-- Quoted passage follows --
The OpenFlow standard for creating software-defined networks is still in its infancy. It’s not clear whether or not it will gain market traction, said panelists at the event sponsored by market watcher The Linley Group (Mountain View, California)
OpenFlow is still being used in test beds, not production environments, said David Malicoat, a distinguished engineer with Hewlett-Packard’s switch group. Some of the standard’s features require processing and memory features not in today’s ASICs, and it’s not clear in the short term how OpenFlow will deliver on its promise of simpler, lower cost nets, he said.
Anshul Sadana, a senior vice president of customer engineering at switch maker Arista Networks, agreed. “It’s not easy to get away from the existing protocols–they exist for a reason,” he said. “It’s not clear where the OpenFlow solution will land, but there’s a lot of buzz about it so we can’t ignore it,” he said.
OpenFlow ultimately aims to replace a variety of specialized data center systems and protocols with software applications. But in the foreseeable future those appliances such as firewalls, security and traffic management systems form a robust market that is attracting chip vendors such as Cavium, Freescale, LSI and the Netlogic division of Broadcom, said Bob Wheeler, a senior analyst with Linley Group.
For its part, Cavium announced its Octeon III, a 2.5 GHz, 28 nm chip that will come in versions with up to 48 MIPS64 cores, sampling late this year. The company claims it delivers four times the performance of its existing part used in a wide range of systems including routers, switches and wireless base stations.
Meanwhile Freescale announced two 28 nm additions to its QorIQ family. The T4240 and T4160 processors use up to 12 and 16 dual-threaded e6500 Power cores respectively, and both are set to sample this summer.
Both companies’ chips support a broad list of hardware accelerators for security and other functions including data compression. Both also support a broad suite of interfaces including PCI Express Gen 3.
Meanwhile, systems vendors said the move to 40 Gbit links on network switches has started. “Some of largest data center companies have targeted 40G, and as a result the volumes have already picked up and the technology’s here to stay,” said Sadana of Arista.
“It’s been a much milder transition from 10G to 40G compared to one to 10G, and much less pain than going all the way to 100G,” said Malicoat of HP.
-- Quoted passage concluded --
-- Provided information follows --
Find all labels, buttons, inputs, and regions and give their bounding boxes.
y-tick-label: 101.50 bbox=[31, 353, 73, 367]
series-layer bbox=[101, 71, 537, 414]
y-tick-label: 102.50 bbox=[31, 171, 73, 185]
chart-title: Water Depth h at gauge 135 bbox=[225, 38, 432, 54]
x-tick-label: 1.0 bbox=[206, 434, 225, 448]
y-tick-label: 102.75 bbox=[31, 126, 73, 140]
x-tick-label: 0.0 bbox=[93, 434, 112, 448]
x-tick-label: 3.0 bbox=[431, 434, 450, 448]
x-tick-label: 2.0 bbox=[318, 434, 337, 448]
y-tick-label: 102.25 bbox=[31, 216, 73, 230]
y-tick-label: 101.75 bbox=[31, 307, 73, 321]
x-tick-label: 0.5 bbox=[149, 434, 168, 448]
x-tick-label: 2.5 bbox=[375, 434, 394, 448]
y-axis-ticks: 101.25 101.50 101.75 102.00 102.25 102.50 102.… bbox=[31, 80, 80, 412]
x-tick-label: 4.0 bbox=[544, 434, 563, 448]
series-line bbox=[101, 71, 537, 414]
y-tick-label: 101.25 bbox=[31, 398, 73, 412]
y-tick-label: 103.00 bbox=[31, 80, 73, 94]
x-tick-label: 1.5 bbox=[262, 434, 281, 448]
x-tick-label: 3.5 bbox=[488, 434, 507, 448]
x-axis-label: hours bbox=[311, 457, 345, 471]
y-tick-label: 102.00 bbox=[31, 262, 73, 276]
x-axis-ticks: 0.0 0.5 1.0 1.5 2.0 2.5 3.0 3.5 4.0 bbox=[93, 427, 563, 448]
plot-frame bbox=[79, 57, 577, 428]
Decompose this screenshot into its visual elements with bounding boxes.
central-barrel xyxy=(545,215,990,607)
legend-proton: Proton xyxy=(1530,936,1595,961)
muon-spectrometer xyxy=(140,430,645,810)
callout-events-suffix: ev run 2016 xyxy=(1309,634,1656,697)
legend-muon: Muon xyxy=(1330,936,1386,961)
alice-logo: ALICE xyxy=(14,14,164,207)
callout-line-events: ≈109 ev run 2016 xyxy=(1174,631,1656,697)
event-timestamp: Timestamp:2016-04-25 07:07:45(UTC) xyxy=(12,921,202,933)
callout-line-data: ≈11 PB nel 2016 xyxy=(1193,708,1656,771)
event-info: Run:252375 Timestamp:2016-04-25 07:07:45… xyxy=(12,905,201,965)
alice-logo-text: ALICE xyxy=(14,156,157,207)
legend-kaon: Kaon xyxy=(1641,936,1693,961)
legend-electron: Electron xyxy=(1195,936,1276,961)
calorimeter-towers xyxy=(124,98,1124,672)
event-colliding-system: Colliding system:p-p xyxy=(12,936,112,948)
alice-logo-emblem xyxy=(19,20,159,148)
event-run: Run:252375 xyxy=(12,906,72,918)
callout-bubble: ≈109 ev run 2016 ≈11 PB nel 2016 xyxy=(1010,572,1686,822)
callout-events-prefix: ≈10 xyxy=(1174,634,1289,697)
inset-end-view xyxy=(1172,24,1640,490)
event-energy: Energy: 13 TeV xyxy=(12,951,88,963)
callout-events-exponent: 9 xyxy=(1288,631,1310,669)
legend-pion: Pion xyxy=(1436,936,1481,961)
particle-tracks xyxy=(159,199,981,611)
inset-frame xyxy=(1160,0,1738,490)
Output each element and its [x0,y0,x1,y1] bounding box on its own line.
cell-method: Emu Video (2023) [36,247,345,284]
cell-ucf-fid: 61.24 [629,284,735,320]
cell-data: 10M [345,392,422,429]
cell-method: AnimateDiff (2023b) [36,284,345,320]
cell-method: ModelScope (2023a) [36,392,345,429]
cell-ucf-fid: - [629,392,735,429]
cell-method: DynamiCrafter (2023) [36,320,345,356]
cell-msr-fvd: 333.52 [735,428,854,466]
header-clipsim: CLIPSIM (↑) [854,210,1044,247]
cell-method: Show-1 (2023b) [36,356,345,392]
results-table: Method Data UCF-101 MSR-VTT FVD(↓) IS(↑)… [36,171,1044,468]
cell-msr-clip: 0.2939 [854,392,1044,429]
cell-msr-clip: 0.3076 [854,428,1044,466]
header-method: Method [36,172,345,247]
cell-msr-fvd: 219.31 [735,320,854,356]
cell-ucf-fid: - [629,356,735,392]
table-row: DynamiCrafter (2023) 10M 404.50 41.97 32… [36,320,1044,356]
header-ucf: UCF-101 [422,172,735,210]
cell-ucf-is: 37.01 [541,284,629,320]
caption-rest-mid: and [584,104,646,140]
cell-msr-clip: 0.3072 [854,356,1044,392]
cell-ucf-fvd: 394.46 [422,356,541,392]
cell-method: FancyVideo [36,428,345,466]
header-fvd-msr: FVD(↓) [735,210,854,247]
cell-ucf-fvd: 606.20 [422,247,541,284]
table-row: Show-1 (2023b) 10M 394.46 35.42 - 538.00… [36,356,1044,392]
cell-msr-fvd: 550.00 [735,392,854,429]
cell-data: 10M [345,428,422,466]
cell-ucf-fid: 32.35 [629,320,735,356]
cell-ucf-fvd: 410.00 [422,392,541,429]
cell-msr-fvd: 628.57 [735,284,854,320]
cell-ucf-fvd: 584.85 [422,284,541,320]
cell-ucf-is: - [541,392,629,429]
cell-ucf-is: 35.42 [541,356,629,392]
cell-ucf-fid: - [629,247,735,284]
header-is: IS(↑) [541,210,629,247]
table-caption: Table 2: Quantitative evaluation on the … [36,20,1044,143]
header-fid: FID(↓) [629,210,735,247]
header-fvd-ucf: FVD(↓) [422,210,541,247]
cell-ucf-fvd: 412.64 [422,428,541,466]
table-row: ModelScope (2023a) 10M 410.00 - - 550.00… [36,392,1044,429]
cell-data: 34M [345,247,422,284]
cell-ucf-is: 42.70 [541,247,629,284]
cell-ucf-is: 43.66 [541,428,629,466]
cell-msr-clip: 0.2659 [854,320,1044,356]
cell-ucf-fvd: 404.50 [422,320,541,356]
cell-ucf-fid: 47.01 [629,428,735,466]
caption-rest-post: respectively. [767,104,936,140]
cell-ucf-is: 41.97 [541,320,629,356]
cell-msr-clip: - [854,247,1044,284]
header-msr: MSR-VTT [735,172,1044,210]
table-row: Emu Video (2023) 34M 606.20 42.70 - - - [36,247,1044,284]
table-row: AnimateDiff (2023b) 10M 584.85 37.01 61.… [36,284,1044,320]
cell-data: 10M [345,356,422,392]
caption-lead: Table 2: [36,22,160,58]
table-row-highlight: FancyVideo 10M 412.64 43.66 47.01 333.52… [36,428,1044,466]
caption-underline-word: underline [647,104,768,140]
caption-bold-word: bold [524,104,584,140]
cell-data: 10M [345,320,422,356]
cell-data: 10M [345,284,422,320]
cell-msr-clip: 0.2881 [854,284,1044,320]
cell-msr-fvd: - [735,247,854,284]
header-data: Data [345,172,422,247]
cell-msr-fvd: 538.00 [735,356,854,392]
-- Provided information concluded --
### [Exercise goal]
From the article on OpenFlow and networking chips, return the passage that opens with the words containing "Meanwhile, systems vendors" and closes with "Malicoat of HP.".

### [Output of the task]
Meanwhile, systems vendors said the move to 40 Gbit links on network switches has started. “Some of largest data center companies have targeted 40G, and as a result the volumes have already picked up and the technology’s here to stay,” said Sadana of Arista.
“It’s been a much milder transition from 10G to 40G compared to one to 10G, and much less pain than going all the way to 100G,” said Malicoat of HP.